Stated problem: Search the data for the word "которых". Reproduce every line where it is found.

-- Begin Data for this task --

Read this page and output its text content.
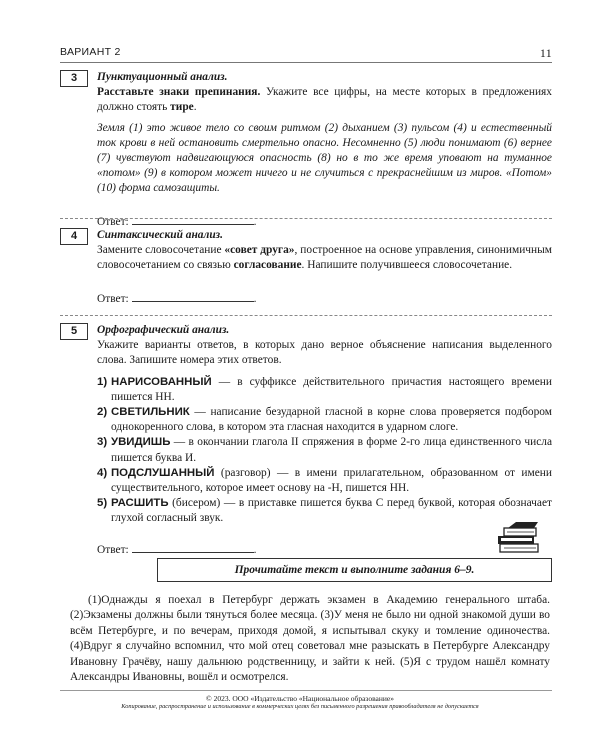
ВАРИАНТ 2	11
3	Пунктуационный анализ.
Расставьте знаки препинания. Укажите все цифры, на месте которых в предложениях должно стоять тире.
Земля (1) это живое тело со своим ритмом (2) дыханием (3) пульсом (4) и естественный ток крови в ней остановить смертельно опасно. Несомненно (5) люди понимают (6) вернее (7) чувствуют надвигающуюся опасность (8) но в то же время уповают на туманное «потом» (9) в котором может ничего и не случиться с прекраснейшим из миров. «Потом» (10) форма самозащиты.
Ответ:	.
4	Синтаксический анализ.
Замените словосочетание «совет друга», построенное на основе управления, синонимичным словосочетанием со связью согласование. Напишите получившееся словосочетание.
Ответ:	.
5	Орфографический анализ.
Укажите варианты ответов, в которых дано верное объяснение написания выделенного слова. Запишите номера этих ответов.
1) НАРИСОВАННЫЙ — в суффиксе действительного причастия настоящего времени пишется НН.
2) СВЕТИЛЬНИК — написание безударной гласной в корне слова проверяется подбором однокоренного слова, в котором эта гласная находится в ударном слоге.
3) УВИДИШЬ — в окончании глагола II спряжения в форме 2-го лица единственного числа пишется буква И.
4) ПОДСЛУШАННЫЙ (разговор) — в имени прилагательном, образованном от имени существительного, которое имеет основу на -Н, пишется НН.
5) РАСШИТЬ (бисером) — в приставке пишется буква С перед буквой, которая обозначает глухой согласный звук.
Ответ:	.
Прочитайте текст и выполните задания 6–9.
(1)Однажды я поехал в Петербург держать экзамен в Академию генерального штаба. (2)Экзамены должны были тянуться более месяца. (3)У меня не было ни одной знакомой души во всём Петербурге, и по вечерам, приходя домой, я испытывал скуку и томление одиночества. (4)Вдруг я случайно вспомнил, что мой отец советовал мне разыскать в Петербурге Александру Ивановну Грачёву, нашу дальнюю родственницу, и зайти к ней. (5)Я с трудом нашёл комнату Александры Ивановны, вошёл и осмотрелся.
© 2023. ООО «Издательство «Национальное образование»
Копирование, распространение и использование в коммерческих целях без письменного разрешения правообладателя не допускается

-- End Data for this task --

Solution to the exercise:
Расставьте знаки препинания. Укажите все цифры, на месте которых в предложениях должно стоять тире.
Укажите варианты ответов, в которых дано верное объяснение написания выделенного слова. Запишите номера этих ответов.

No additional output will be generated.